- [THE REQUEST]: Note how many lines hold the string "screenshot" and give that number without any other words.

- [DATA SECTION]:
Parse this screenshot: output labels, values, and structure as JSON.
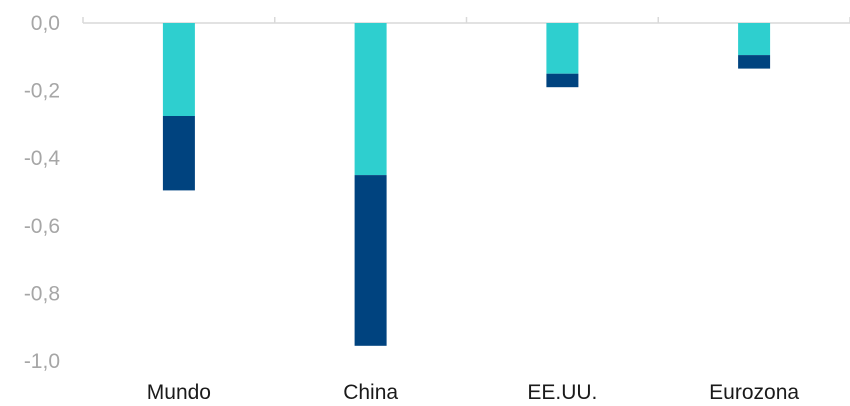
{
  "chart_data": {
    "type": "bar",
    "stacked": true,
    "title": "",
    "xlabel": "",
    "ylabel": "",
    "categories": [
      "Mundo",
      "China",
      "EE.UU.",
      "Eurozona"
    ],
    "series": [
      {
        "values": [
          -0.275,
          -0.45,
          -0.15,
          -0.095
        ],
        "color": "#2ecfcf"
      },
      {
        "values": [
          -0.22,
          -0.505,
          -0.04,
          -0.04
        ],
        "color": "#00437f"
      }
    ],
    "ylim": [
      -1.0,
      0.0
    ],
    "yticks": [
      {
        "value": 0.0,
        "label": "0,0"
      },
      {
        "value": -0.2,
        "label": "-0,2"
      },
      {
        "value": -0.4,
        "label": "-0,4"
      },
      {
        "value": -0.6,
        "label": "-0,6"
      },
      {
        "value": -0.8,
        "label": "-0,8"
      },
      {
        "value": -1.0,
        "label": "-1,0"
      }
    ],
    "grid": false,
    "legend": "none"
  }
}
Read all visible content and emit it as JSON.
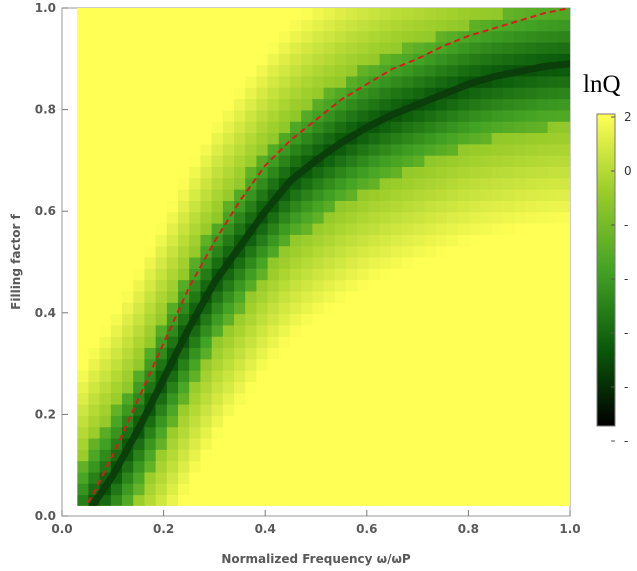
{
  "chart_data": {
    "type": "heatmap",
    "xlabel": "Normalized Frequency ω/ωP",
    "ylabel": "Filling factor f",
    "xlim": [
      0.0,
      1.0
    ],
    "ylim": [
      0.0,
      1.0
    ],
    "x_ticks": [
      "0.0",
      "0.2",
      "0.4",
      "0.6",
      "0.8",
      "1.0"
    ],
    "y_ticks": [
      "0.0",
      "0.2",
      "0.4",
      "0.6",
      "0.8",
      "1.0"
    ],
    "grid": false,
    "data_extent": {
      "x": [
        0.03,
        1.0
      ],
      "y": [
        0.02,
        1.0
      ]
    },
    "colorbar": {
      "title": "lnQ",
      "tick_labels": [
        "2",
        "0",
        "-",
        "-",
        "-",
        "-",
        "-"
      ],
      "colors": [
        "#000000",
        "#0b5a0b",
        "#43a324",
        "#9acc2a",
        "#ffff55"
      ]
    },
    "resonance_minimum_curve": {
      "description": "dark band of minimum lnQ",
      "x": [
        0.06,
        0.1,
        0.15,
        0.2,
        0.25,
        0.3,
        0.35,
        0.4,
        0.45,
        0.5,
        0.55,
        0.6,
        0.65,
        0.7,
        0.75,
        0.8,
        0.85,
        0.9,
        0.95,
        1.0
      ],
      "y": [
        0.02,
        0.08,
        0.17,
        0.27,
        0.37,
        0.46,
        0.53,
        0.6,
        0.66,
        0.7,
        0.735,
        0.765,
        0.79,
        0.81,
        0.83,
        0.85,
        0.865,
        0.875,
        0.885,
        0.89
      ]
    },
    "series": [
      {
        "type": "dashed-line",
        "color": "#dd1a1a",
        "x": [
          0.04,
          0.06,
          0.1,
          0.15,
          0.2,
          0.25,
          0.3,
          0.35,
          0.4,
          0.45,
          0.5,
          0.55,
          0.6,
          0.65,
          0.7,
          0.75,
          0.8,
          0.85,
          0.9,
          0.95,
          1.0
        ],
        "y": [
          0.01,
          0.04,
          0.12,
          0.23,
          0.34,
          0.45,
          0.54,
          0.62,
          0.69,
          0.74,
          0.78,
          0.82,
          0.85,
          0.88,
          0.9,
          0.925,
          0.945,
          0.96,
          0.975,
          0.99,
          1.0
        ]
      }
    ]
  }
}
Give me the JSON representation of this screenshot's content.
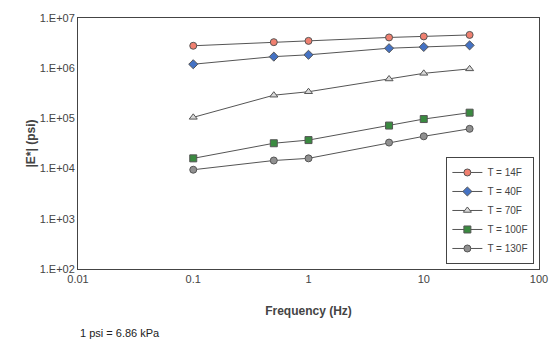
{
  "chart_data": {
    "type": "line",
    "x": [
      0.1,
      0.5,
      1.0,
      5.0,
      10.0,
      25.0
    ],
    "series": [
      {
        "name": "T = 14F",
        "marker": "circle",
        "color": "#f08070",
        "values": [
          2800000,
          3300000,
          3500000,
          4100000,
          4300000,
          4600000
        ]
      },
      {
        "name": "T = 40F",
        "marker": "diamond",
        "color": "#4472c4",
        "values": [
          1200000,
          1700000,
          1850000,
          2500000,
          2650000,
          2850000
        ]
      },
      {
        "name": "T = 70F",
        "marker": "triangle-up",
        "color": "#d8d8d8",
        "values": [
          105000,
          290000,
          340000,
          610000,
          790000,
          970000
        ]
      },
      {
        "name": "T = 100F",
        "marker": "square",
        "color": "#3a8a40",
        "values": [
          16000,
          32000,
          37000,
          72000,
          97000,
          130000
        ]
      },
      {
        "name": "T = 130F",
        "marker": "circle",
        "color": "#909090",
        "values": [
          9500,
          14500,
          16000,
          33000,
          44000,
          62000
        ]
      }
    ],
    "color": "#555555",
    "x_label": "Frequency (Hz)",
    "y_label": "|E*| (psi)",
    "annotations": [
      "1 psi = 6.86 kPa"
    ],
    "log": true,
    "xlim": [
      0.01,
      100
    ],
    "ylim": [
      100,
      10000000
    ],
    "xticks": [
      0.01,
      0.1,
      1,
      10,
      100
    ],
    "yticks": [
      {
        "value": 100,
        "label": "1.E+02"
      },
      {
        "value": 1000,
        "label": "1.E+03"
      },
      {
        "value": 10000,
        "label": "1.E+04"
      },
      {
        "value": 100000,
        "label": "1.E+05"
      },
      {
        "value": 1000000,
        "label": "1.E+06"
      },
      {
        "value": 10000000,
        "label": "1.E+07"
      }
    ],
    "grid": false,
    "legend": "lower right"
  }
}
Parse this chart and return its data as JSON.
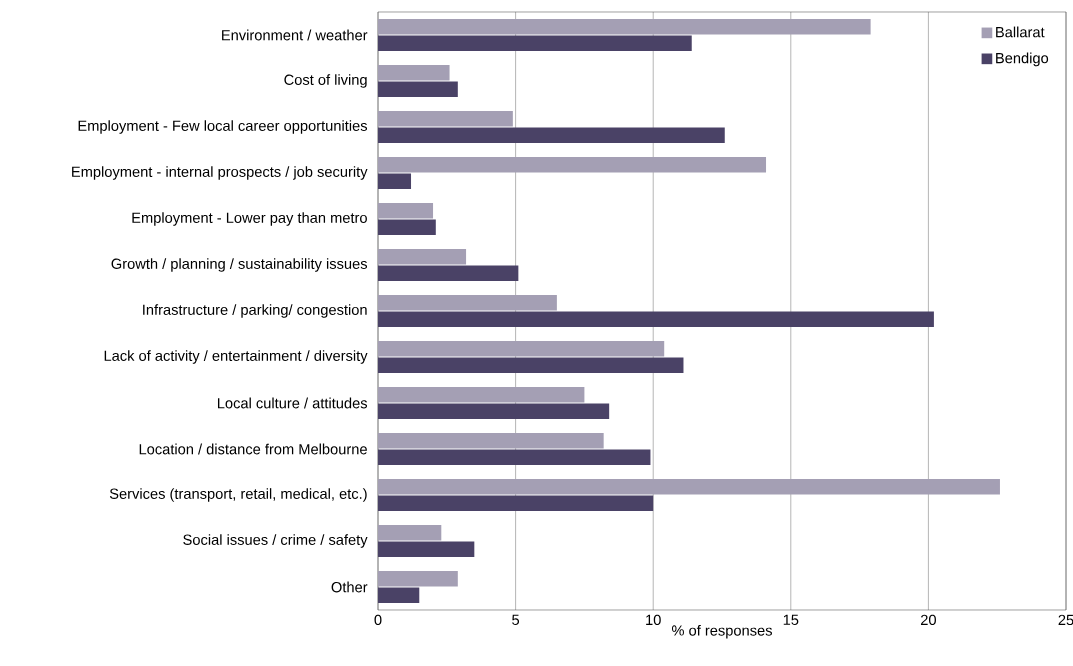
{
  "chart_data": {
    "type": "bar",
    "orientation": "horizontal",
    "xlabel": "% of responses",
    "categories": [
      "Environment / weather",
      "Cost of living",
      "Employment - Few local career opportunities",
      "Employment - internal prospects / job security",
      "Employment - Lower pay than metro",
      "Growth / planning / sustainability issues",
      "Infrastructure / parking/ congestion",
      "Lack of activity / entertainment / diversity",
      "Local culture / attitudes",
      "Location / distance from Melbourne",
      "Services (transport, retail, medical, etc.)",
      "Social issues / crime / safety",
      "Other"
    ],
    "series": [
      {
        "name": "Ballarat",
        "color": "#a49fb4",
        "values": [
          17.9,
          2.6,
          4.9,
          14.1,
          2.0,
          3.2,
          6.5,
          10.4,
          7.5,
          8.2,
          22.6,
          2.3,
          2.9
        ]
      },
      {
        "name": "Bendigo",
        "color": "#4a4266",
        "values": [
          11.4,
          2.9,
          12.6,
          1.2,
          2.1,
          5.1,
          20.2,
          11.1,
          8.4,
          9.9,
          10.0,
          3.5,
          1.5
        ]
      }
    ],
    "xlim": [
      0,
      25
    ],
    "xticks": [
      0,
      5,
      10,
      15,
      20,
      25
    ],
    "grid": "x",
    "legend": "top right"
  }
}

- [EXERCISE RESPONSE]: 2